The top Republican on the Senate Foreign Relations Committee, Bob Corker, says that’s a mistake.

“I think enrichment for a country especially like Iran that is shown to have secret programs, has been seen to be a rogue nation, their ability to enrich really throws into disarray, if you will, all the other agreements that we're negotiating around the world,” he said.

The Obama administration says new sanctions will violate the interim agreement with Iran and could possibly divide the U.S. from its international partners.

President Barack Obama says more time is needed for diplomacy.

“If it turns out six months from now that they are not serious, we can crank, we can dial those sanctions right back up," he said.

The interim agreement calls for daily inspections of Iran’s nuclear facilities.

Former State Department adviser for non-proliferation Robert Einhorn says that is a must.

“You can't base this on trust," he said. "You have to base it on strong monitoring measures, strong verification measures.”

Once the interim accord is implemented, negotiators will have six months to hammer out a final agreement designed to guarantee Iran’s nuclear program can be used solely for peaceful purposes.

Analysts like James Phillips of The Heritage Foundation remain skeptical.

“As we have seen with Iran, it frequently has violated its own pledges in the past so this deal could go up in smoke in the course of the next six months,” he said.

Next week Kerry is scheduled to testify before members of Congress in an effort to address concerns about the interim nuclear deal. He will try to convince members not to approve any new sanctions while negotiations with Iran are continuing.

-- DATA PROVIDED --
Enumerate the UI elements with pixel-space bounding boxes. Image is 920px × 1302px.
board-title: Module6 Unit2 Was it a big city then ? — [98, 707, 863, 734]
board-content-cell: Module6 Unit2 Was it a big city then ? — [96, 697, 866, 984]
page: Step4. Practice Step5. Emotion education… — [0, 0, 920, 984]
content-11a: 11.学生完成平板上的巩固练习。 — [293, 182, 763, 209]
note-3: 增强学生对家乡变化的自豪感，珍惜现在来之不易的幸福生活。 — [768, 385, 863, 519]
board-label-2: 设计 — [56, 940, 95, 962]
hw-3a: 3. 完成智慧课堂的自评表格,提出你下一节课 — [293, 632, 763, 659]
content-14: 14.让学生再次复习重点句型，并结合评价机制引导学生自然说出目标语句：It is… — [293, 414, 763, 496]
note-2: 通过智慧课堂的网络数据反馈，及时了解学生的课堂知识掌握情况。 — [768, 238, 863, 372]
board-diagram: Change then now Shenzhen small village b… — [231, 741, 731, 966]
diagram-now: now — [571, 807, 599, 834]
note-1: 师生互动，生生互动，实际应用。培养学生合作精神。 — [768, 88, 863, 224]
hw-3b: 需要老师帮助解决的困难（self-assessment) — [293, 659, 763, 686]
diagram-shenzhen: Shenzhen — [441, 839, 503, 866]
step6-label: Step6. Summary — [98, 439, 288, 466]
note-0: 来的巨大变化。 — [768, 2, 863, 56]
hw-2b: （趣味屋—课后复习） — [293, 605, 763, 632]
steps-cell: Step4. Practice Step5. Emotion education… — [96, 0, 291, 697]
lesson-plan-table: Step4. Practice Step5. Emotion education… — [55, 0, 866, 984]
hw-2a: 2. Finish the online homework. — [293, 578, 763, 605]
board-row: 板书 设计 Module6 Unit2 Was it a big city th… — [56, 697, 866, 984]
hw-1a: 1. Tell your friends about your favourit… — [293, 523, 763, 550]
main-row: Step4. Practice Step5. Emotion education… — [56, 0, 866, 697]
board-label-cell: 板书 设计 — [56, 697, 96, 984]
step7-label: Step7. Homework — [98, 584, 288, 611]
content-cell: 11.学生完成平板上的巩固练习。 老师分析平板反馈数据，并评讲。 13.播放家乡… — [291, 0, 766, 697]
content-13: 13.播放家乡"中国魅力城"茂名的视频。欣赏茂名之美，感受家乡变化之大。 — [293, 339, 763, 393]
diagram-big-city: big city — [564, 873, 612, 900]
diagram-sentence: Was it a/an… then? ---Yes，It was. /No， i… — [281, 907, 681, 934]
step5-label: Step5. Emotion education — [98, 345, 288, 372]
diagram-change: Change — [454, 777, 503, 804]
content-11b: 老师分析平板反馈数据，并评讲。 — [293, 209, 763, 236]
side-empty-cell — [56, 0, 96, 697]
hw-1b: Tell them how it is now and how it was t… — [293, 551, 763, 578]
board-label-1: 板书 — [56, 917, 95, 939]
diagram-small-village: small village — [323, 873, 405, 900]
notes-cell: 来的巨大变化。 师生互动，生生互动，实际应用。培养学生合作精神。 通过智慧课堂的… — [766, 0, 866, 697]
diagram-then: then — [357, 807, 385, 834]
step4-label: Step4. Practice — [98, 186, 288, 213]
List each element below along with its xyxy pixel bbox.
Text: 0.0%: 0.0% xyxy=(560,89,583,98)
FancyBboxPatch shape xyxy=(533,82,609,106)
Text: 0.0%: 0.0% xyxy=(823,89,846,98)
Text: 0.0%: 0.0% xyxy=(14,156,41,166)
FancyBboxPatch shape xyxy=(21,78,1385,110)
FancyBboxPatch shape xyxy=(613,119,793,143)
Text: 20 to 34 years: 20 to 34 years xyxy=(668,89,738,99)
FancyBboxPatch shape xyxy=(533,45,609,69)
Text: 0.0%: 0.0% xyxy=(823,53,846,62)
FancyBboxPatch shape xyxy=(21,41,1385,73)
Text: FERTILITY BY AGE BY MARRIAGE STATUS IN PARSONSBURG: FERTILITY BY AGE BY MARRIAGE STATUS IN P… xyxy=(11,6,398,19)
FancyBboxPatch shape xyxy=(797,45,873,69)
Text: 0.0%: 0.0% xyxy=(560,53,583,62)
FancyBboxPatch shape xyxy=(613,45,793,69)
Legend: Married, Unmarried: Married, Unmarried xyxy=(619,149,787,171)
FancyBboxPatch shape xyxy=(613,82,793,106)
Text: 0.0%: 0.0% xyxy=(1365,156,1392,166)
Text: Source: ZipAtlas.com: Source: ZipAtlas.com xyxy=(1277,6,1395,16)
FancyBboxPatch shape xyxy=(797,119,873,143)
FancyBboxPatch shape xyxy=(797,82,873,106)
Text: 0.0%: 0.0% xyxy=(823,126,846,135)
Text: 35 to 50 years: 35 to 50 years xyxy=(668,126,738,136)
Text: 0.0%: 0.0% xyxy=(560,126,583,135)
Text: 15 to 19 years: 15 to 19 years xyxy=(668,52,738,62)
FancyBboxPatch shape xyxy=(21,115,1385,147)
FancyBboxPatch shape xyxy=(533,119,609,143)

-- EXERCISE TASKS --
a: Return the part of the Iran nuclear deal article starting at "The top Republican" and ending at "that is a must.".
b: Answer these questions from the Iran nuclear deal article:
(i) What does the interim agreement call for?
(ii) Once the interim accord is implemented, how long will negotiators have to reach a final agreement?
(iii) With which organization is James Phillips identified?
The data comes from a separate source unrelated to the article on the Iran nuclear deal.

-- ANSWERS PROVIDED --
a:
The top Republican on the Senate Foreign Relations Committee, Bob Corker, says that’s a mistake.

“I think enrichment for a country especially like Iran that is shown to have secret programs, has been seen to be a rogue nation, their ability to enrich really throws into disarray, if you will, all the other agreements that we're negotiating around the world,” he said.

The Obama administration says new sanctions will violate the interim agreement with Iran and could possibly divide the U.S. from its international partners.

President Barack Obama says more time is needed for diplomacy.

“If it turns out six months from now that they are not serious, we can crank, we can dial those sanctions right back up," he said.

The interim agreement calls for daily inspections of Iran’s nuclear facilities.

Former State Department adviser for non-proliferation Robert Einhorn says that is a must.

b:
(i) Daily inspections of Iran's nuclear facilities
(ii) Six months
(iii) The Heritage Foundation